-------- Data records --------

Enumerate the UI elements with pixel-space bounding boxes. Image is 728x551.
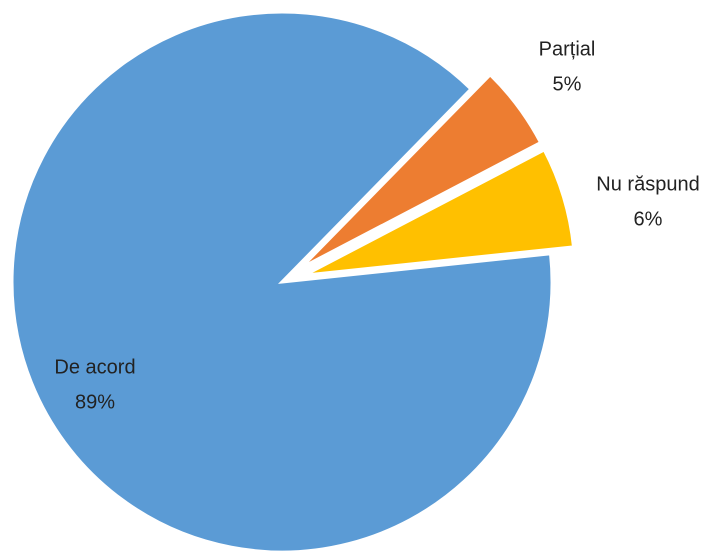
slice-value-label: 89% [75, 391, 115, 413]
slice-label: De acord [54, 356, 135, 378]
pie-slice [300, 72, 543, 270]
pie-slice [10, 10, 554, 551]
slice-value-label: 6% [634, 208, 663, 230]
slice-value-label: 5% [553, 73, 582, 95]
pie-slice [304, 147, 576, 277]
slice-label: Parțial [539, 38, 596, 60]
slice-label: Nu răspund [596, 173, 699, 195]
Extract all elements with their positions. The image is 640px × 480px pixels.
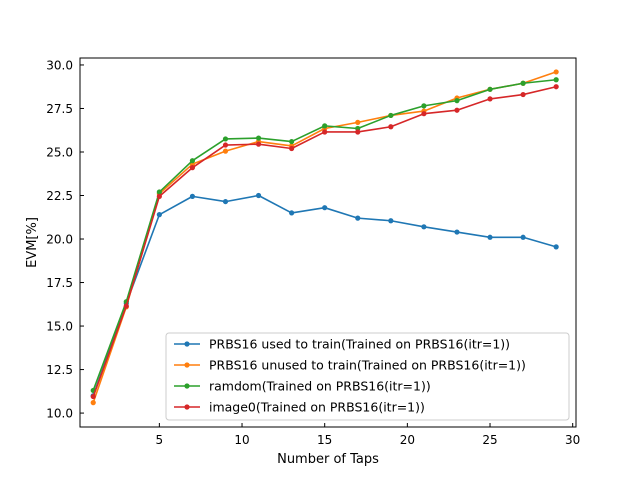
y-tick-label: 10.0 xyxy=(46,407,73,421)
data-point xyxy=(189,165,196,171)
data-point xyxy=(322,205,328,211)
x-tick-label: 10 xyxy=(234,433,249,447)
data-point xyxy=(355,119,361,126)
data-point xyxy=(322,129,328,135)
data-point xyxy=(255,135,262,141)
data-point xyxy=(454,107,460,113)
x-tick-label: 15 xyxy=(317,433,332,447)
data-point xyxy=(388,112,394,119)
plot-area xyxy=(90,69,559,406)
data-point xyxy=(189,158,196,164)
y-tick-label: 25.0 xyxy=(46,145,73,159)
y-axis-label: EVM[%] xyxy=(25,217,40,268)
y-tick-label: 30.0 xyxy=(46,58,73,72)
data-point xyxy=(421,103,427,109)
y-tick-label: 27.5 xyxy=(46,102,73,116)
data-point xyxy=(222,142,229,148)
x-tick-label: 20 xyxy=(400,433,415,447)
data-point xyxy=(289,210,295,216)
data-point xyxy=(123,303,129,309)
x-tick-label: 5 xyxy=(156,433,164,447)
legend-marker xyxy=(184,341,190,347)
y-tick-label: 17.5 xyxy=(46,276,73,290)
data-point xyxy=(355,215,361,221)
data-point xyxy=(322,123,328,129)
data-point xyxy=(553,77,559,83)
data-point xyxy=(156,193,162,199)
data-point xyxy=(421,111,427,117)
legend-marker xyxy=(184,383,190,389)
data-point xyxy=(189,193,196,199)
data-point xyxy=(553,244,559,250)
legend-marker xyxy=(184,404,190,410)
legend-marker xyxy=(184,362,190,368)
data-point xyxy=(388,124,394,130)
data-point xyxy=(222,198,229,205)
data-point xyxy=(421,224,427,230)
data-point xyxy=(90,393,96,400)
y-tick-label: 15.0 xyxy=(46,320,73,334)
legend-label: image0(Trained on PRBS16(itr=1)) xyxy=(209,400,425,415)
legend-label: ramdom(Trained on PRBS16(itr=1)) xyxy=(209,379,431,394)
data-point xyxy=(454,229,460,235)
axes-frame xyxy=(79,57,577,428)
data-point xyxy=(90,400,96,406)
data-point xyxy=(520,91,526,98)
data-point xyxy=(289,138,295,145)
y-tick-label: 22.5 xyxy=(46,189,73,203)
legend: PRBS16 used to train(Trained on PRBS16(i… xyxy=(165,332,570,421)
legend-box xyxy=(165,332,570,421)
data-point xyxy=(156,212,162,218)
data-point xyxy=(255,192,262,199)
legend-label: PRBS16 used to train(Trained on PRBS16(i… xyxy=(209,337,510,352)
x-tick-label: 25 xyxy=(482,433,497,447)
legend-label: PRBS16 unused to train(Trained on PRBS16… xyxy=(209,358,526,373)
data-point xyxy=(487,86,493,92)
data-point xyxy=(355,129,361,135)
axis-ticks: 5 10 15 20 25 30 10.0 12.5 15.0 17.5 20.0 22.5 25.0 2… xyxy=(46,58,580,447)
data-point xyxy=(553,84,559,90)
data-point xyxy=(255,141,262,147)
data-point xyxy=(553,69,559,75)
data-point xyxy=(388,218,394,224)
y-tick-label: 20.0 xyxy=(46,233,73,247)
y-tick-label: 12.5 xyxy=(46,363,73,377)
x-tick-label: 30 xyxy=(565,433,580,447)
data-point xyxy=(222,148,229,154)
data-point xyxy=(487,234,493,240)
x-axis-label: Number of Taps xyxy=(277,452,379,467)
data-point xyxy=(520,80,526,86)
data-point xyxy=(222,136,229,142)
data-point xyxy=(289,145,295,152)
data-point xyxy=(454,98,460,104)
data-point xyxy=(487,96,493,102)
data-point xyxy=(156,189,162,195)
data-point xyxy=(520,234,526,240)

--------

# Work to complete
Please lay out every line of the items above as a JSON list of strings, with one string per line. Skip blank lines and leave the pictures out.

# Task result
[
  "Enumerate the UI elements with pixel-space bounding boxes. Image is 728x551.",
  "slice-value-label: 89% [75, 391, 115, 413]",
  "slice-label: De acord [54, 356, 135, 378]",
  "pie-slice [300, 72, 543, 270]",
  "pie-slice [10, 10, 554, 551]",
  "slice-value-label: 6% [634, 208, 663, 230]",
  "slice-value-label: 5% [553, 73, 582, 95]",
  "pie-slice [304, 147, 576, 277]",
  "slice-label: Parțial [539, 38, 596, 60]",
  "slice-label: Nu răspund [596, 173, 699, 195]",
  "Extract all elements with their positions. The image is 640px × 480px pixels.",
  "y-tick-label: 10.0 xyxy=(46,407,73,421)",
  "data-point xyxy=(189,165,196,171)",
  "data-point xyxy=(322,205,328,211)",
  "x-tick-label: 10 xyxy=(234,433,249,447)",
  "data-point xyxy=(355,119,361,126)",
  "data-point xyxy=(322,129,328,135)",
  "data-point xyxy=(255,135,262,141)",
  "data-point xyxy=(454,107,460,113)",
  "x-tick-label: 15 xyxy=(317,433,332,447)",
  "data-point xyxy=(388,112,394,119)",
  "plot-area xyxy=(90,69,559,406)",
  "data-point xyxy=(189,158,196,164)",
  "y-tick-label: 25.0 xyxy=(46,145,73,159)",
  "y-axis-label: EVM[%] xyxy=(25,217,40,268)",
  "y-tick-label: 30.0 xyxy=(46,58,73,72)",
  "data-point xyxy=(421,103,427,109)",
  "y-tick-label: 27.5 xyxy=(46,102,73,116)",
  "data-point xyxy=(222,142,229,148)",
  "x-tick-label: 20 xyxy=(400,433,415,447)",
  "data-point xyxy=(289,210,295,216)",
  "data-point xyxy=(123,303,129,309)",
  "x-tick-label: 5 xyxy=(156,433,164,447)",
  "legend-marker xyxy=(184,341,190,347)",
  "y-tick-label: 17.5 xyxy=(46,276,73,290)",
  "data-point xyxy=(355,215,361,221)",
  "data-point xyxy=(322,123,328,129)",
  "data-point xyxy=(553,77,559,83)",
  "data-point xyxy=(156,193,162,199)",
  "data-point xyxy=(421,111,427,117)",
  "legend-marker xyxy=(184,383,190,389)",
  "data-point xyxy=(189,193,196,199)",
  "data-point xyxy=(553,244,559,250)",
  "legend-marker xyxy=(184,404,190,410)",
  "legend-marker xyxy=(184,362,190,368)",
  "data-point xyxy=(388,124,394,130)",
  "data-point xyxy=(222,198,229,205)",
  "data-point xyxy=(421,224,427,230)",
  "data-point xyxy=(90,393,96,400)",
  "y-tick-label: 15.0 xyxy=(46,320,73,334)",
  "legend-label: image0(Trained on PRBS16(itr=1)) xyxy=(209,400,425,415)",
  "legend-label: ramdom(Trained on PRBS16(itr=1)) xyxy=(209,379,431,394)",
  "data-point xyxy=(454,229,460,235)",
  "axes-frame xyxy=(79,57,577,428)",
  "data-point xyxy=(90,400,96,406)",
  "data-point xyxy=(520,91,526,98)",
  "data-point xyxy=(289,138,295,145)",
  "y-tick-label: 22.5 xyxy=(46,189,73,203)",
  "legend: PRBS16 used to train(Trained on PRBS16(i… xyxy=(165,332,570,421)",
  "legend-box xyxy=(165,332,570,421)",
  "data-point xyxy=(156,212,162,218)",
  "data-point xyxy=(255,192,262,199)",
  "legend-label: PRBS16 used to train(Trained on PRBS16(i… xyxy=(209,337,510,352)",
  "x-tick-label: 25 xyxy=(482,433,497,447)",
  "legend-label: PRBS16 unused to train(Trained on PRBS16… xyxy=(209,358,526,373)",
  "data-point xyxy=(487,86,493,92)",
  "data-point xyxy=(355,129,361,135)",
  "axis-ticks: 5 10 15 20 25 30 10.0 12.5 15.0 17.5 20.0 22.5 25.0 2… xyxy=(46,58,580,447)",
  "data-point xyxy=(553,84,559,90)",
  "data-point xyxy=(255,141,262,147)",
  "data-point xyxy=(553,69,559,75)",
  "data-point xyxy=(388,218,394,224)",
  "y-tick-label: 20.0 xyxy=(46,233,73,247)",
  "y-tick-label: 12.5 xyxy=(46,363,73,377)",
  "x-tick-label: 30 xyxy=(565,433,580,447)",
  "data-point xyxy=(222,148,229,154)",
  "data-point xyxy=(487,234,493,240)",
  "x-axis-label: Number of Taps xyxy=(277,452,379,467)",
  "data-point xyxy=(520,80,526,86)",
  "data-point xyxy=(222,136,229,142)",
  "data-point xyxy=(289,145,295,152)",
  "data-point xyxy=(454,98,460,104)",
  "data-point xyxy=(487,96,493,102)",
  "data-point xyxy=(156,189,162,195)",
  "data-point xyxy=(520,234,526,240)"
]